Each entry below is to be extracted exactly.
* * * * * * *
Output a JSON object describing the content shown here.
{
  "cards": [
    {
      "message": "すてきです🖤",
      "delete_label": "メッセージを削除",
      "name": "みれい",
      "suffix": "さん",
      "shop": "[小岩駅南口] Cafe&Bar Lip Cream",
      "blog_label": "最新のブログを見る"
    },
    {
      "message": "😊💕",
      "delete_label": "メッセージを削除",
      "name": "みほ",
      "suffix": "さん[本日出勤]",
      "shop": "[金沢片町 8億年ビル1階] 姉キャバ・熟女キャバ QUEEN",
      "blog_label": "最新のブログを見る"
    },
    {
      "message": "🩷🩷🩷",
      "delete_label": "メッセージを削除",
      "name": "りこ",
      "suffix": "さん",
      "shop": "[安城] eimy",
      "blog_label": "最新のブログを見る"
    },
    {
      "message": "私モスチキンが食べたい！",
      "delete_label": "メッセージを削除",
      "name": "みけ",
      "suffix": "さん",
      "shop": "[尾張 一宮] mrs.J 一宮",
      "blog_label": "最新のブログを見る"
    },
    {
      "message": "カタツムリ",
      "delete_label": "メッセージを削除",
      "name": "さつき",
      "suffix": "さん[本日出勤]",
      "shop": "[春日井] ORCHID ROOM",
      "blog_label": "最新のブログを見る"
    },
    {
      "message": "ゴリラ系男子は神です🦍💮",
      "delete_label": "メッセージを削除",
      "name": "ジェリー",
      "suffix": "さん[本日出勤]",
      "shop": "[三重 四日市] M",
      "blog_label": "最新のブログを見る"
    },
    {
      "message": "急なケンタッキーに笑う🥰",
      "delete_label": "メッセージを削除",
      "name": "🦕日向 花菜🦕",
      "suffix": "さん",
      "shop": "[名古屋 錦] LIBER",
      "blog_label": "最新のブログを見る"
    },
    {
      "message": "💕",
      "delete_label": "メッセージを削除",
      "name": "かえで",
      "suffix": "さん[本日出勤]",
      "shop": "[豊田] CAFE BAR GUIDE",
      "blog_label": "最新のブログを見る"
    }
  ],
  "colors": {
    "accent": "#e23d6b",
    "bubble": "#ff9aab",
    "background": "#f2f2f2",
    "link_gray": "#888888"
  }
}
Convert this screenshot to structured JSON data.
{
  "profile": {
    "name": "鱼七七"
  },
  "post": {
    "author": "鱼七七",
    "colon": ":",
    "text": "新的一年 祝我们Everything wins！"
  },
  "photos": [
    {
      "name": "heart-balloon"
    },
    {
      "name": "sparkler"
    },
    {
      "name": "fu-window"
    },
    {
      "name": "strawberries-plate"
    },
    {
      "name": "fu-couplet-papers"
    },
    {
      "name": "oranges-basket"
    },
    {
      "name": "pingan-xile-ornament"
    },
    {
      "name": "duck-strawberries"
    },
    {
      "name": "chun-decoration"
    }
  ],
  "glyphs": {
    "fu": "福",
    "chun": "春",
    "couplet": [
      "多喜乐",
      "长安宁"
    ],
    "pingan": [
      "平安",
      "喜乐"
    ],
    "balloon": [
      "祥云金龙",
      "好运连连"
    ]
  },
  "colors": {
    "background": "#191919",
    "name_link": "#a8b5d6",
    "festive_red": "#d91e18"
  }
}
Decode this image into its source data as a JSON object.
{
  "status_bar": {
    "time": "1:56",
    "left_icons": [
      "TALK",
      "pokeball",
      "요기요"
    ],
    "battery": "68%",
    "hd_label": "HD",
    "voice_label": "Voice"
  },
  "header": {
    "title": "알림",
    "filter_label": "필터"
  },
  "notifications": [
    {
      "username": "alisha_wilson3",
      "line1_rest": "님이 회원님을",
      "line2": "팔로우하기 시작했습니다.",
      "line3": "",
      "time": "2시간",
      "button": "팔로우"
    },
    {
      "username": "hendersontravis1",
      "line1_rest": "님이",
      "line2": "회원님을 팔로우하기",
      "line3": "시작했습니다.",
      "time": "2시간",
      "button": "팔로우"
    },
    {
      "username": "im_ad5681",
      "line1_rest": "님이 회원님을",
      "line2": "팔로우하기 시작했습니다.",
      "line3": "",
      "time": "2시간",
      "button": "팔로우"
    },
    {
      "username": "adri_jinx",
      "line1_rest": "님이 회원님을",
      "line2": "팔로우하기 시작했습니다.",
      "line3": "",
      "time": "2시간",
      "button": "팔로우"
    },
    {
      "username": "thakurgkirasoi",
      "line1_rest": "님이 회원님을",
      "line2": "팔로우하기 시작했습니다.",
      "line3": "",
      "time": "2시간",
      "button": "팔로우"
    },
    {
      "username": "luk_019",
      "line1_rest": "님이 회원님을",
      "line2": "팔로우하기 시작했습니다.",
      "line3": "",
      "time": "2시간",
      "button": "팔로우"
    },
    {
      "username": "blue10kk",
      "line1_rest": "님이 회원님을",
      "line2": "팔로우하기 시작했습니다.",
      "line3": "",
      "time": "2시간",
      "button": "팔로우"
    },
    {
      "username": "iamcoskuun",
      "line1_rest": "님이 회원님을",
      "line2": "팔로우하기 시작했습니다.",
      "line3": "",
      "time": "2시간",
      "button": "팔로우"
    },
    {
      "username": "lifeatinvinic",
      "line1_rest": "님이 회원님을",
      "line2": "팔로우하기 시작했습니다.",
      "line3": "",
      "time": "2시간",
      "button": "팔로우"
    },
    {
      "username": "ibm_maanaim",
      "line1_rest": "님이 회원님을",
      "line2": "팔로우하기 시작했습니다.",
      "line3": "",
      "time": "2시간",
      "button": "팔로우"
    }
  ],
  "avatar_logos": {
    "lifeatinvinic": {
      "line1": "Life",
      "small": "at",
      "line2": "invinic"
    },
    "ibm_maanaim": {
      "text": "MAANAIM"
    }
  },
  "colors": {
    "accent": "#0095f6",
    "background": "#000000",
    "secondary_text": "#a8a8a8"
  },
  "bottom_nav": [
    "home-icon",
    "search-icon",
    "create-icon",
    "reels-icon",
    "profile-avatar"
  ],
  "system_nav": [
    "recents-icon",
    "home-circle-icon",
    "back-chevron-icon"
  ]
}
* * * * * * *
RESPONSE BELOW:
Output a JSON object describing the content shown here.
{
  "cards": [
    {
      "message": "すてきです🖤",
      "delete_label": "メッセージを削除",
      "name": "みれい",
      "suffix": "さん",
      "shop": "[小岩駅南口] Cafe&Bar Lip Cream",
      "blog_label": "最新のブログを見る"
    },
    {
      "message": "😊💕",
      "delete_label": "メッセージを削除",
      "name": "みほ",
      "suffix": "さん[本日出勤]",
      "shop": "[金沢片町 8億年ビル1階] 姉キャバ・熟女キャバ QUEEN",
      "blog_label": "最新のブログを見る"
    },
    {
      "message": "🩷🩷🩷",
      "delete_label": "メッセージを削除",
      "name": "りこ",
      "suffix": "さん",
      "shop": "[安城] eimy",
      "blog_label": "最新のブログを見る"
    },
    {
      "message": "私モスチキンが食べたい！",
      "delete_label": "メッセージを削除",
      "name": "みけ",
      "suffix": "さん",
      "shop": "[尾張 一宮] mrs.J 一宮",
      "blog_label": "最新のブログを見る"
    },
    {
      "message": "カタツムリ",
      "delete_label": "メッセージを削除",
      "name": "さつき",
      "suffix": "さん[本日出勤]",
      "shop": "[春日井] ORCHID ROOM",
      "blog_label": "最新のブログを見る"
    },
    {
      "message": "ゴリラ系男子は神です🦍💮",
      "delete_label": "メッセージを削除",
      "name": "ジェリー",
      "suffix": "さん[本日出勤]",
      "shop": "[三重 四日市] M",
      "blog_label": "最新のブログを見る"
    },
    {
      "message": "急なケンタッキーに笑う🥰",
      "delete_label": "メッセージを削除",
      "name": "🦕日向 花菜🦕",
      "suffix": "さん",
      "shop": "[名古屋 錦] LIBER",
      "blog_label": "最新のブログを見る"
    },
    {
      "message": "💕",
      "delete_label": "メッセージを削除",
      "name": "かえで",
      "suffix": "さん[本日出勤]",
      "shop": "[豊田] CAFE BAR GUIDE",
      "blog_label": "最新のブログを見る"
    }
  ],
  "colors": {
    "accent": "#e23d6b",
    "bubble": "#ff9aab",
    "background": "#f2f2f2",
    "link_gray": "#888888"
  }
}
Convert this screenshot to structured JSON data.
{
  "profile": {
    "name": "鱼七七"
  },
  "post": {
    "author": "鱼七七",
    "colon": ":",
    "text": "新的一年 祝我们Everything wins！"
  },
  "photos": [
    {
      "name": "heart-balloon"
    },
    {
      "name": "sparkler"
    },
    {
      "name": "fu-window"
    },
    {
      "name": "strawberries-plate"
    },
    {
      "name": "fu-couplet-papers"
    },
    {
      "name": "oranges-basket"
    },
    {
      "name": "pingan-xile-ornament"
    },
    {
      "name": "duck-strawberries"
    },
    {
      "name": "chun-decoration"
    }
  ],
  "glyphs": {
    "fu": "福",
    "chun": "春",
    "couplet": [
      "多喜乐",
      "长安宁"
    ],
    "pingan": [
      "平安",
      "喜乐"
    ],
    "balloon": [
      "祥云金龙",
      "好运连连"
    ]
  },
  "colors": {
    "background": "#191919",
    "name_link": "#a8b5d6",
    "festive_red": "#d91e18"
  }
}
Decode this image into its source data as a JSON object.
{
  "status_bar": {
    "time": "1:56",
    "left_icons": [
      "TALK",
      "pokeball",
      "요기요"
    ],
    "battery": "68%",
    "hd_label": "HD",
    "voice_label": "Voice"
  },
  "header": {
    "title": "알림",
    "filter_label": "필터"
  },
  "notifications": [
    {
      "username": "alisha_wilson3",
      "line1_rest": "님이 회원님을",
      "line2": "팔로우하기 시작했습니다.",
      "line3": "",
      "time": "2시간",
      "button": "팔로우"
    },
    {
      "username": "hendersontravis1",
      "line1_rest": "님이",
      "line2": "회원님을 팔로우하기",
      "line3": "시작했습니다.",
      "time": "2시간",
      "button": "팔로우"
    },
    {
      "username": "im_ad5681",
      "line1_rest": "님이 회원님을",
      "line2": "팔로우하기 시작했습니다.",
      "line3": "",
      "time": "2시간",
      "button": "팔로우"
    },
    {
      "username": "adri_jinx",
      "line1_rest": "님이 회원님을",
      "line2": "팔로우하기 시작했습니다.",
      "line3": "",
      "time": "2시간",
      "button": "팔로우"
    },
    {
      "username": "thakurgkirasoi",
      "line1_rest": "님이 회원님을",
      "line2": "팔로우하기 시작했습니다.",
      "line3": "",
      "time": "2시간",
      "button": "팔로우"
    },
    {
      "username": "luk_019",
      "line1_rest": "님이 회원님을",
      "line2": "팔로우하기 시작했습니다.",
      "line3": "",
      "time": "2시간",
      "button": "팔로우"
    },
    {
      "username": "blue10kk",
      "line1_rest": "님이 회원님을",
      "line2": "팔로우하기 시작했습니다.",
      "line3": "",
      "time": "2시간",
      "button": "팔로우"
    },
    {
      "username": "iamcoskuun",
      "line1_rest": "님이 회원님을",
      "line2": "팔로우하기 시작했습니다.",
      "line3": "",
      "time": "2시간",
      "button": "팔로우"
    },
    {
      "username": "lifeatinvinic",
      "line1_rest": "님이 회원님을",
      "line2": "팔로우하기 시작했습니다.",
      "line3": "",
      "time": "2시간",
      "button": "팔로우"
    },
    {
      "username": "ibm_maanaim",
      "line1_rest": "님이 회원님을",
      "line2": "팔로우하기 시작했습니다.",
      "line3": "",
      "time": "2시간",
      "button": "팔로우"
    }
  ],
  "avatar_logos": {
    "lifeatinvinic": {
      "line1": "Life",
      "small": "at",
      "line2": "invinic"
    },
    "ibm_maanaim": {
      "text": "MAANAIM"
    }
  },
  "colors": {
    "accent": "#0095f6",
    "background": "#000000",
    "secondary_text": "#a8a8a8"
  },
  "bottom_nav": [
    "home-icon",
    "search-icon",
    "create-icon",
    "reels-icon",
    "profile-avatar"
  ],
  "system_nav": [
    "recents-icon",
    "home-circle-icon",
    "back-chevron-icon"
  ]
}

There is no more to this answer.